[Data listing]
=======

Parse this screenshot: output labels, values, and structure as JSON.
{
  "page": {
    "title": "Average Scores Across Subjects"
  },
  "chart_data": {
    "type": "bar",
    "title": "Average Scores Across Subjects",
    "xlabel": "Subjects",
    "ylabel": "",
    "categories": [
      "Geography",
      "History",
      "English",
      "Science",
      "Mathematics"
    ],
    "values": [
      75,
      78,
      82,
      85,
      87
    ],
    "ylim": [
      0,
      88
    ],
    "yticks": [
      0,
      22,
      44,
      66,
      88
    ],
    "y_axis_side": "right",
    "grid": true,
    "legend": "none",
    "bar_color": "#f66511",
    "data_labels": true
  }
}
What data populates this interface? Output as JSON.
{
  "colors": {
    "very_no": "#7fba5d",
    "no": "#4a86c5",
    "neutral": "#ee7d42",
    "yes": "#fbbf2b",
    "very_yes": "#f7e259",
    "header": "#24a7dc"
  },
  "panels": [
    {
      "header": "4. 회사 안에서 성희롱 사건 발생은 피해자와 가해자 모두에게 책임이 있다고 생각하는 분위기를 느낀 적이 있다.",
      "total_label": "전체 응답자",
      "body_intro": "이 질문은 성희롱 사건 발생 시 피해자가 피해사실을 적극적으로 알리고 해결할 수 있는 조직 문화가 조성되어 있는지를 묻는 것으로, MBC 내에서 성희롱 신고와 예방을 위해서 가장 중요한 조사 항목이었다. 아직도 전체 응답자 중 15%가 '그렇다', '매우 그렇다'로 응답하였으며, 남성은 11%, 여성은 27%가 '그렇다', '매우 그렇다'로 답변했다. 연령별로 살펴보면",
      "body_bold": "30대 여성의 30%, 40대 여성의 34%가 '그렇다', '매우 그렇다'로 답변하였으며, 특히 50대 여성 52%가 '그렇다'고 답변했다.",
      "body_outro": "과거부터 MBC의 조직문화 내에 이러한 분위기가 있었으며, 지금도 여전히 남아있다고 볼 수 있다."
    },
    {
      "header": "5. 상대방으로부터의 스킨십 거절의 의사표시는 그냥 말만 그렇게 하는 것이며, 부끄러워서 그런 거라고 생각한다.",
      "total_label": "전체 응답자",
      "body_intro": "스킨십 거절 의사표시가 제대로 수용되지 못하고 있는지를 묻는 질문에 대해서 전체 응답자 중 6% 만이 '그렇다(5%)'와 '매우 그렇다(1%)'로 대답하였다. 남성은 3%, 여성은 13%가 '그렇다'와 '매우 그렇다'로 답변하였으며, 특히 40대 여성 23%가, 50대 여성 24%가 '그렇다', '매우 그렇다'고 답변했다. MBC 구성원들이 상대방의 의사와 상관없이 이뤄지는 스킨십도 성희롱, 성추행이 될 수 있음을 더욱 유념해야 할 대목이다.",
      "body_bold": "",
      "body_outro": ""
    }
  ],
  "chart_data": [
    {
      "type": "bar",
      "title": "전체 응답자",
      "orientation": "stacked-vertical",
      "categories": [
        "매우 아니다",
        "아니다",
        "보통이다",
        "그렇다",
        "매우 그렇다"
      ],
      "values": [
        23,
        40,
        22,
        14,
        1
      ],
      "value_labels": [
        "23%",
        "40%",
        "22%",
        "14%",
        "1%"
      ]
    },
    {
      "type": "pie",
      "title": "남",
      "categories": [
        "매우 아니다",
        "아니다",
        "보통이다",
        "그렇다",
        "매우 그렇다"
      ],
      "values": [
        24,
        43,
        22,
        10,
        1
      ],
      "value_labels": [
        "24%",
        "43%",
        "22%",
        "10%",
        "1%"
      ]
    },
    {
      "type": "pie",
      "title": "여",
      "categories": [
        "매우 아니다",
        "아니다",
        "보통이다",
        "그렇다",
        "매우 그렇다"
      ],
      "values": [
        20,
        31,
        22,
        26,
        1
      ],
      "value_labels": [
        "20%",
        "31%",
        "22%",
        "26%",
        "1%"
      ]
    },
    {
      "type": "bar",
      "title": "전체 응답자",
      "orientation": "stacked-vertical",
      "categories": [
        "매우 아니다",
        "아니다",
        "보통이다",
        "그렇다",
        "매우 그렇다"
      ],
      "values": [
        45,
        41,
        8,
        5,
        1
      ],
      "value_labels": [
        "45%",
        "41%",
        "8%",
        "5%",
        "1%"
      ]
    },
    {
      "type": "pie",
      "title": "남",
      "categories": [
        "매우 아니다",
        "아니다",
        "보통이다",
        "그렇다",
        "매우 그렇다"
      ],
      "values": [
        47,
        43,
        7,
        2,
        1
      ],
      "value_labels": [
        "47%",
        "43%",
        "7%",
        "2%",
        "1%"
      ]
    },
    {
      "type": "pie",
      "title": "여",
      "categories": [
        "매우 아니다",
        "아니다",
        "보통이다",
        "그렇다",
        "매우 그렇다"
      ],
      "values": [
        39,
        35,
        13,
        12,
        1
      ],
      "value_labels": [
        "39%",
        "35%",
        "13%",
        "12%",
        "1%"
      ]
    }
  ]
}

=======

→ **Given problem**
Copy out the whole listing exactly as written.

→ **Solution to this exercise**
Parse this screenshot: output labels, values, and structure as JSON.
{
  "page": {
    "title": "Average Scores Across Subjects"
  },
  "chart_data": {
    "type": "bar",
    "title": "Average Scores Across Subjects",
    "xlabel": "Subjects",
    "ylabel": "",
    "categories": [
      "Geography",
      "History",
      "English",
      "Science",
      "Mathematics"
    ],
    "values": [
      75,
      78,
      82,
      85,
      87
    ],
    "ylim": [
      0,
      88
    ],
    "yticks": [
      0,
      22,
      44,
      66,
      88
    ],
    "y_axis_side": "right",
    "grid": true,
    "legend": "none",
    "bar_color": "#f66511",
    "data_labels": true
  }
}
What data populates this interface? Output as JSON.
{
  "colors": {
    "very_no": "#7fba5d",
    "no": "#4a86c5",
    "neutral": "#ee7d42",
    "yes": "#fbbf2b",
    "very_yes": "#f7e259",
    "header": "#24a7dc"
  },
  "panels": [
    {
      "header": "4. 회사 안에서 성희롱 사건 발생은 피해자와 가해자 모두에게 책임이 있다고 생각하는 분위기를 느낀 적이 있다.",
      "total_label": "전체 응답자",
      "body_intro": "이 질문은 성희롱 사건 발생 시 피해자가 피해사실을 적극적으로 알리고 해결할 수 있는 조직 문화가 조성되어 있는지를 묻는 것으로, MBC 내에서 성희롱 신고와 예방을 위해서 가장 중요한 조사 항목이었다. 아직도 전체 응답자 중 15%가 '그렇다', '매우 그렇다'로 응답하였으며, 남성은 11%, 여성은 27%가 '그렇다', '매우 그렇다'로 답변했다. 연령별로 살펴보면",
      "body_bold": "30대 여성의 30%, 40대 여성의 34%가 '그렇다', '매우 그렇다'로 답변하였으며, 특히 50대 여성 52%가 '그렇다'고 답변했다.",
      "body_outro": "과거부터 MBC의 조직문화 내에 이러한 분위기가 있었으며, 지금도 여전히 남아있다고 볼 수 있다."
    },
    {
      "header": "5. 상대방으로부터의 스킨십 거절의 의사표시는 그냥 말만 그렇게 하는 것이며, 부끄러워서 그런 거라고 생각한다.",
      "total_label": "전체 응답자",
      "body_intro": "스킨십 거절 의사표시가 제대로 수용되지 못하고 있는지를 묻는 질문에 대해서 전체 응답자 중 6% 만이 '그렇다(5%)'와 '매우 그렇다(1%)'로 대답하였다. 남성은 3%, 여성은 13%가 '그렇다'와 '매우 그렇다'로 답변하였으며, 특히 40대 여성 23%가, 50대 여성 24%가 '그렇다', '매우 그렇다'고 답변했다. MBC 구성원들이 상대방의 의사와 상관없이 이뤄지는 스킨십도 성희롱, 성추행이 될 수 있음을 더욱 유념해야 할 대목이다.",
      "body_bold": "",
      "body_outro": ""
    }
  ],
  "chart_data": [
    {
      "type": "bar",
      "title": "전체 응답자",
      "orientation": "stacked-vertical",
      "categories": [
        "매우 아니다",
        "아니다",
        "보통이다",
        "그렇다",
        "매우 그렇다"
      ],
      "values": [
        23,
        40,
        22,
        14,
        1
      ],
      "value_labels": [
        "23%",
        "40%",
        "22%",
        "14%",
        "1%"
      ]
    },
    {
      "type": "pie",
      "title": "남",
      "categories": [
        "매우 아니다",
        "아니다",
        "보통이다",
        "그렇다",
        "매우 그렇다"
      ],
      "values": [
        24,
        43,
        22,
        10,
        1
      ],
      "value_labels": [
        "24%",
        "43%",
        "22%",
        "10%",
        "1%"
      ]
    },
    {
      "type": "pie",
      "title": "여",
      "categories": [
        "매우 아니다",
        "아니다",
        "보통이다",
        "그렇다",
        "매우 그렇다"
      ],
      "values": [
        20,
        31,
        22,
        26,
        1
      ],
      "value_labels": [
        "20%",
        "31%",
        "22%",
        "26%",
        "1%"
      ]
    },
    {
      "type": "bar",
      "title": "전체 응답자",
      "orientation": "stacked-vertical",
      "categories": [
        "매우 아니다",
        "아니다",
        "보통이다",
        "그렇다",
        "매우 그렇다"
      ],
      "values": [
        45,
        41,
        8,
        5,
        1
      ],
      "value_labels": [
        "45%",
        "41%",
        "8%",
        "5%",
        "1%"
      ]
    },
    {
      "type": "pie",
      "title": "남",
      "categories": [
        "매우 아니다",
        "아니다",
        "보통이다",
        "그렇다",
        "매우 그렇다"
      ],
      "values": [
        47,
        43,
        7,
        2,
        1
      ],
      "value_labels": [
        "47%",
        "43%",
        "7%",
        "2%",
        "1%"
      ]
    },
    {
      "type": "pie",
      "title": "여",
      "categories": [
        "매우 아니다",
        "아니다",
        "보통이다",
        "그렇다",
        "매우 그렇다"
      ],
      "values": [
        39,
        35,
        13,
        12,
        1
      ],
      "value_labels": [
        "39%",
        "35%",
        "13%",
        "12%",
        "1%"
      ]
    }
  ]
}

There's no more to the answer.